SHORT EXERCISE => Find the string "core" in the listing and report every line that has it.

DATA SECTION =>
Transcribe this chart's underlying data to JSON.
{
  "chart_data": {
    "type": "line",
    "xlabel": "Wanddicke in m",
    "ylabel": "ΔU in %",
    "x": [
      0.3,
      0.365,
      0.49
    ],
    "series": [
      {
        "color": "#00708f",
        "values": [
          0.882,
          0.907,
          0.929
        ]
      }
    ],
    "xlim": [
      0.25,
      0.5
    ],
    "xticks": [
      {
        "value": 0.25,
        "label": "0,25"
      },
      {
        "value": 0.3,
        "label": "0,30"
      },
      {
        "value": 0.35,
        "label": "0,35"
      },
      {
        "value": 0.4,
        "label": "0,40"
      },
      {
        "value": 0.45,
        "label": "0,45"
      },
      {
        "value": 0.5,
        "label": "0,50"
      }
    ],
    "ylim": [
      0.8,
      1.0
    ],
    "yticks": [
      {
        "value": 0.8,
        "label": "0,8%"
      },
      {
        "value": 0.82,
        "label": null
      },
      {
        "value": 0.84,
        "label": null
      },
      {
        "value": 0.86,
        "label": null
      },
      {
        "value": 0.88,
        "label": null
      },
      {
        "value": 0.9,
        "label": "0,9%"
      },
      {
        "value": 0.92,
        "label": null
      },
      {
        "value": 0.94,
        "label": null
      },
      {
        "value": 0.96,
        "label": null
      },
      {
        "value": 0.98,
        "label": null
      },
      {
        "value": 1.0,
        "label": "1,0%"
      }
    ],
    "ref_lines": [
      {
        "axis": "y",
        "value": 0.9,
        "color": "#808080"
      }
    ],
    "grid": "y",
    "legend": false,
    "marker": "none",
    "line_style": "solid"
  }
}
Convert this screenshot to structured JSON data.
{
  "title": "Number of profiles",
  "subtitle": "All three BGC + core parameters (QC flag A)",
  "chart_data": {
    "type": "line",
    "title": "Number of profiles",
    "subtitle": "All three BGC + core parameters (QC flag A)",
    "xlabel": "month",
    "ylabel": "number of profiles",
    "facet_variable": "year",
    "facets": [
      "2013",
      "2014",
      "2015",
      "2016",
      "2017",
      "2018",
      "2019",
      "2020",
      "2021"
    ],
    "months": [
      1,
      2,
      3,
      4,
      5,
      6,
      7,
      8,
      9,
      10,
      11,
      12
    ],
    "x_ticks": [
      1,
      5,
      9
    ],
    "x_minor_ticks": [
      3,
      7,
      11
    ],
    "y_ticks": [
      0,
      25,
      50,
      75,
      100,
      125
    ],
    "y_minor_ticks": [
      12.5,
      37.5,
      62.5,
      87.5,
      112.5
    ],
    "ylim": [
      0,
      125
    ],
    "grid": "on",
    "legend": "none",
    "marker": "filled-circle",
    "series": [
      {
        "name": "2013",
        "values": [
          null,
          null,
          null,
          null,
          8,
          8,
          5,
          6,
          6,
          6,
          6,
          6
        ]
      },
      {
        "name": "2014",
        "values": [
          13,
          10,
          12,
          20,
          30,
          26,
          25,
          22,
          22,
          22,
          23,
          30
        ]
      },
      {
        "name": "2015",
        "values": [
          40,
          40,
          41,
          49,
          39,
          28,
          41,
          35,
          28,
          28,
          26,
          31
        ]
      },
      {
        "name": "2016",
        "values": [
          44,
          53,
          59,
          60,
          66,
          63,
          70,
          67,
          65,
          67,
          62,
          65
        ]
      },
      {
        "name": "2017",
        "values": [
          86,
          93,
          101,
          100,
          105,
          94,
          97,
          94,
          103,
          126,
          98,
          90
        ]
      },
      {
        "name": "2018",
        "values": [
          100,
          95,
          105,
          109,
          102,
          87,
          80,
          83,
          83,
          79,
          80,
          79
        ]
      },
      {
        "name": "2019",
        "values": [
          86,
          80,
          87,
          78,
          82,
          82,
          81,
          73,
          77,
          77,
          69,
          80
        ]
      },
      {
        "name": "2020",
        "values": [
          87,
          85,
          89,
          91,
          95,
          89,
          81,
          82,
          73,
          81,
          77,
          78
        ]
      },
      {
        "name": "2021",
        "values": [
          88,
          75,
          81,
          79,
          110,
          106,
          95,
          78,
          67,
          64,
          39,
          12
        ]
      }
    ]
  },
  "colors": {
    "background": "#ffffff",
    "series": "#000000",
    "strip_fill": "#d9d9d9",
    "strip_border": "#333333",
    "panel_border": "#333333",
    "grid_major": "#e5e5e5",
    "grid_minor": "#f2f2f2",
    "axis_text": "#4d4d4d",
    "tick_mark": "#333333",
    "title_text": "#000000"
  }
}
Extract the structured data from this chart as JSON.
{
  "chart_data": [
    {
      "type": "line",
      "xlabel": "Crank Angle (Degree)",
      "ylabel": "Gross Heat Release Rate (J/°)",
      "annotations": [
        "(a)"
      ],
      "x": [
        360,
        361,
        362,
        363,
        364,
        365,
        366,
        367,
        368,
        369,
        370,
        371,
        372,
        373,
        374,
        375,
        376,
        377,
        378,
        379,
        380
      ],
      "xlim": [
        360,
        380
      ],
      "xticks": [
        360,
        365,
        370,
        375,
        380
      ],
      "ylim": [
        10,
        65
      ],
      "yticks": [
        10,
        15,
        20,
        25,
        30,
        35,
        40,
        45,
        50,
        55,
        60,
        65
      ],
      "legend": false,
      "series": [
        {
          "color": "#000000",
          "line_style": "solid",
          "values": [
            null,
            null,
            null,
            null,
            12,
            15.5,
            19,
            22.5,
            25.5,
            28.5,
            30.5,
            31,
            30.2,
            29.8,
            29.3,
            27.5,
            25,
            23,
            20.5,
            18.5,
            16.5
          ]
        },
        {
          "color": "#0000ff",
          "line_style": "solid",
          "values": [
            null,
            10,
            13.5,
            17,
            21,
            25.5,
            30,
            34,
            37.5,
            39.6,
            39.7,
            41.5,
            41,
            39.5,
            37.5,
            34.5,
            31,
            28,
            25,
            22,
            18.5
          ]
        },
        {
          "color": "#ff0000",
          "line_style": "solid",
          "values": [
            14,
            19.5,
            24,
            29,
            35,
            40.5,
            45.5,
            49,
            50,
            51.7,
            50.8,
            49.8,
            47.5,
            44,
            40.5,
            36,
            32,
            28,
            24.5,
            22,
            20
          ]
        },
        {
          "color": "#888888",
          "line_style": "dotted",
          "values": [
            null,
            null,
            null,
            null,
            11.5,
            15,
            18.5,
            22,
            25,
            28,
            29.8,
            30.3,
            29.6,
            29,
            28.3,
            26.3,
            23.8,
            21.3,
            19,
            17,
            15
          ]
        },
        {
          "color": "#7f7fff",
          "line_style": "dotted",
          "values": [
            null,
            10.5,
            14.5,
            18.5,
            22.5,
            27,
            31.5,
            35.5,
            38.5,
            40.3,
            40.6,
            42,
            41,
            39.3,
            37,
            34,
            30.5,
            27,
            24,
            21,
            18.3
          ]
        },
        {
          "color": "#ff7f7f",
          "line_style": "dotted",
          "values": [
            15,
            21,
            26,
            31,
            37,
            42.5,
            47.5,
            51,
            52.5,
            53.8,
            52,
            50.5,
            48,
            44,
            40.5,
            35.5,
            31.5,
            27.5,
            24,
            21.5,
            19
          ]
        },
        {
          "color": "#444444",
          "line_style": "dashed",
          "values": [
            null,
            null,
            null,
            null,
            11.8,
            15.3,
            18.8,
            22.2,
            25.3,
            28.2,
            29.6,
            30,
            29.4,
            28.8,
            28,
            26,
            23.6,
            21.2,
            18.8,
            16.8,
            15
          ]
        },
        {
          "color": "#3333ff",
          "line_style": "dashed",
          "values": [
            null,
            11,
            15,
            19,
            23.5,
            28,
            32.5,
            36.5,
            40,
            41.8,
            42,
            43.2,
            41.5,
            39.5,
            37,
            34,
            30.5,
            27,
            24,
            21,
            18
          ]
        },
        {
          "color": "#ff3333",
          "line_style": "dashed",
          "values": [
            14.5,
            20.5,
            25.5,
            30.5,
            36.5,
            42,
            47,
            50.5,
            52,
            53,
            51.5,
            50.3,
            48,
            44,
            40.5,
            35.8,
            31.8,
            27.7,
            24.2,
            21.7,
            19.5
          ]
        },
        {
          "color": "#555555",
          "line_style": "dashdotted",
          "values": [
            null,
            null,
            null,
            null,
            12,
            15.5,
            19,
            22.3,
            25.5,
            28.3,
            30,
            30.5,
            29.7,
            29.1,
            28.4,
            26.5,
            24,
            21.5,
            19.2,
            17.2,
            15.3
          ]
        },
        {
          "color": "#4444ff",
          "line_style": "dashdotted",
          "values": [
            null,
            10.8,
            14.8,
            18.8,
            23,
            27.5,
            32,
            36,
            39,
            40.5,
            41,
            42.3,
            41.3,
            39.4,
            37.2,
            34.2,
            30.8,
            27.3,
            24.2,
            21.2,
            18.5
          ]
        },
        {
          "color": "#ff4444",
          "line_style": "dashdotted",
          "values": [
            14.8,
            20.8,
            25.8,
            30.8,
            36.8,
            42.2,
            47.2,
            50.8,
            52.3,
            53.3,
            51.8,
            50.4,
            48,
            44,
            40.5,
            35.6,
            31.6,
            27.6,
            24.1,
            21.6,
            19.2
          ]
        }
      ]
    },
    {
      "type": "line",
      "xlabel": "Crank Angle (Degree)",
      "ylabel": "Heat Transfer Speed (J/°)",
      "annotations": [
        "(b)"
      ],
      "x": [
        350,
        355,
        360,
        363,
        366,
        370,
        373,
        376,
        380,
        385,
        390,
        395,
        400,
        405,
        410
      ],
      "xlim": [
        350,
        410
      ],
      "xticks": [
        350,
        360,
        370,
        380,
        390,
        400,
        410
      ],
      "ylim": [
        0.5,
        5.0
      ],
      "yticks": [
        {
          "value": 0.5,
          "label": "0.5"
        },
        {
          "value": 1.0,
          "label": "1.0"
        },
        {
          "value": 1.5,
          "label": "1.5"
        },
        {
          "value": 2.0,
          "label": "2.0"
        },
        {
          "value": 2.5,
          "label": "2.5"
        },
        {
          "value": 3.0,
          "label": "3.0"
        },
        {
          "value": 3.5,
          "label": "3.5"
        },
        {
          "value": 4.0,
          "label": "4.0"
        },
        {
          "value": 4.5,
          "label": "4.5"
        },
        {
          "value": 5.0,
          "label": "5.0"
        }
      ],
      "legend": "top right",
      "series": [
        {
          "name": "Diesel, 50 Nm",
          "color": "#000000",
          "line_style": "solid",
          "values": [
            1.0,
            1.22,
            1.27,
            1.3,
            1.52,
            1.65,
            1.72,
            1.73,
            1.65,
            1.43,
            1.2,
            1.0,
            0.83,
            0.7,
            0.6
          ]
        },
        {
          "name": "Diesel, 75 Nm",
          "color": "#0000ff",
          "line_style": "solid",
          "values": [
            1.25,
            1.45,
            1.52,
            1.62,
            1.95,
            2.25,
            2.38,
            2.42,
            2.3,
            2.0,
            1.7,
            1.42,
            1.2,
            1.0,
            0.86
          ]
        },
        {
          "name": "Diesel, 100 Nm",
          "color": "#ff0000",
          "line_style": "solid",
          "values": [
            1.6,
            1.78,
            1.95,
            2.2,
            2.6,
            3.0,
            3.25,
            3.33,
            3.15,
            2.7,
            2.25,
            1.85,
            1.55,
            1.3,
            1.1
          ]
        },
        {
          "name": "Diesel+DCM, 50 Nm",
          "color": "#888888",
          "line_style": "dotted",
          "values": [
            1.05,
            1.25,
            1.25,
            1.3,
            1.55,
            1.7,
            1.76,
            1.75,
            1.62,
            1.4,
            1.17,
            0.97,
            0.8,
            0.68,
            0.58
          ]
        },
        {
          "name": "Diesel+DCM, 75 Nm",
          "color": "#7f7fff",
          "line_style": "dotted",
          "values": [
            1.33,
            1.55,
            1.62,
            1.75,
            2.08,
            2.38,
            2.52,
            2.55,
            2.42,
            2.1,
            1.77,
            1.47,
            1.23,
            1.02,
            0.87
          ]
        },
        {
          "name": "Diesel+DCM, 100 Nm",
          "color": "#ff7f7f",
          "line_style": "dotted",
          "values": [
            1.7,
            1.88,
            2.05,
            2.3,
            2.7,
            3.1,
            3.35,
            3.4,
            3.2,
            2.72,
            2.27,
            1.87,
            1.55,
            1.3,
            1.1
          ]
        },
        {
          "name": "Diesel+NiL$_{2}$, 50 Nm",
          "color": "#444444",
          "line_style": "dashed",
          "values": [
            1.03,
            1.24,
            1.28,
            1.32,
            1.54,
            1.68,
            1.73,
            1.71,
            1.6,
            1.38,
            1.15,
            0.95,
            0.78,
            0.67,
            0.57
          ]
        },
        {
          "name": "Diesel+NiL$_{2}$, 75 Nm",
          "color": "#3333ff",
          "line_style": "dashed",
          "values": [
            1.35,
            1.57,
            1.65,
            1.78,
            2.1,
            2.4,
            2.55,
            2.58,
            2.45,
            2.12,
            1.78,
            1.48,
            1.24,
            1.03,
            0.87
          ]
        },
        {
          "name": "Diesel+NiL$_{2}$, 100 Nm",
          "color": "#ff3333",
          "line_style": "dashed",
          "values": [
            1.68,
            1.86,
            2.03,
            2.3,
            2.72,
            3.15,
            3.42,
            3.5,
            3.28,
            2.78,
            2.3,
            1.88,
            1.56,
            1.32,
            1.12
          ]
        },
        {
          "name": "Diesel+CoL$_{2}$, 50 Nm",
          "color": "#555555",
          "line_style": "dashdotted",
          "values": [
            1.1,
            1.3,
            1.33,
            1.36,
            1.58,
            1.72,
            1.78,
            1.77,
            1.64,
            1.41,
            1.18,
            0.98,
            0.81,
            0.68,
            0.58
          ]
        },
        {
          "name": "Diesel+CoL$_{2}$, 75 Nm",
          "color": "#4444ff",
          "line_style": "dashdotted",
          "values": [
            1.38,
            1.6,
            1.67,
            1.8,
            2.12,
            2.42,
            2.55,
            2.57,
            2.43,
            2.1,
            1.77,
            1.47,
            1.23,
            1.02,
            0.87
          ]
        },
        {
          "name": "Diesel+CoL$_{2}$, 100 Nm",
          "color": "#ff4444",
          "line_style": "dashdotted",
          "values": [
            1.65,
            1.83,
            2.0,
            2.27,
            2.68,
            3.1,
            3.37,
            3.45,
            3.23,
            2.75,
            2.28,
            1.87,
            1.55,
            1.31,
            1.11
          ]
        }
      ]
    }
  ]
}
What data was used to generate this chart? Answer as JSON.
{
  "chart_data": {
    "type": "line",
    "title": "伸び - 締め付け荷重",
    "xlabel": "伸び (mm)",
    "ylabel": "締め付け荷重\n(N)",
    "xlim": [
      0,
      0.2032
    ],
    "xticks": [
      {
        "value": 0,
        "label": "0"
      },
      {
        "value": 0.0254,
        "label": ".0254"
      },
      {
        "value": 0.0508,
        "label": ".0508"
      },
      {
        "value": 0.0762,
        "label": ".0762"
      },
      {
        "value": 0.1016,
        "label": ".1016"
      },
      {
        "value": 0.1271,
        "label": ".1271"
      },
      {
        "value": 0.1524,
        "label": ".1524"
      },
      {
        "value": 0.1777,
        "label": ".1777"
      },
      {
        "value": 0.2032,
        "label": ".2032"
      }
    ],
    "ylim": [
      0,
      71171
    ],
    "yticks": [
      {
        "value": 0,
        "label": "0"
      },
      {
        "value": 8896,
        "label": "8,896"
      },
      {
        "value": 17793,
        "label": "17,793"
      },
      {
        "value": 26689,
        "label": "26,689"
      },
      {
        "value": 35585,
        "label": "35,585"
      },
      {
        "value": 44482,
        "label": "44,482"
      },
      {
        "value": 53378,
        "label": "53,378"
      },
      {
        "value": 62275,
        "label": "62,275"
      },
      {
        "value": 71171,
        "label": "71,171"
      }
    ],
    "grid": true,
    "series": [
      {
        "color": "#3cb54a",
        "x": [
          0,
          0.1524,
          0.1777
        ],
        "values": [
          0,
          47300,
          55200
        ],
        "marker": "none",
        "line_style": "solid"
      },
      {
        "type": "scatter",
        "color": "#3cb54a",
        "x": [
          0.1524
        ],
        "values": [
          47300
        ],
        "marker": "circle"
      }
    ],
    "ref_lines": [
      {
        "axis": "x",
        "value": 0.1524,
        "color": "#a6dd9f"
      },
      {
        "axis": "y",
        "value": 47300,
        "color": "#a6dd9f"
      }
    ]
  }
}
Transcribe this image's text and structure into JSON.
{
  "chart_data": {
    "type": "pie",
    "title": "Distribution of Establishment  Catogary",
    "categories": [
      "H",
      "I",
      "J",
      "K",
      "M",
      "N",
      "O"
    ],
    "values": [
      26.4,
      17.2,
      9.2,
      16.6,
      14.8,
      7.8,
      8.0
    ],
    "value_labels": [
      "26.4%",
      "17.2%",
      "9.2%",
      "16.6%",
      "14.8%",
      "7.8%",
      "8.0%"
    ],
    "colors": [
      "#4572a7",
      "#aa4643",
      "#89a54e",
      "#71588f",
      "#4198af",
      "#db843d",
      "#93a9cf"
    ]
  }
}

TASK ANSWER =>
  "subtitle": "All three BGC + core parameters (QC flag A)",
    "subtitle": "All three BGC + core parameters (QC flag A)",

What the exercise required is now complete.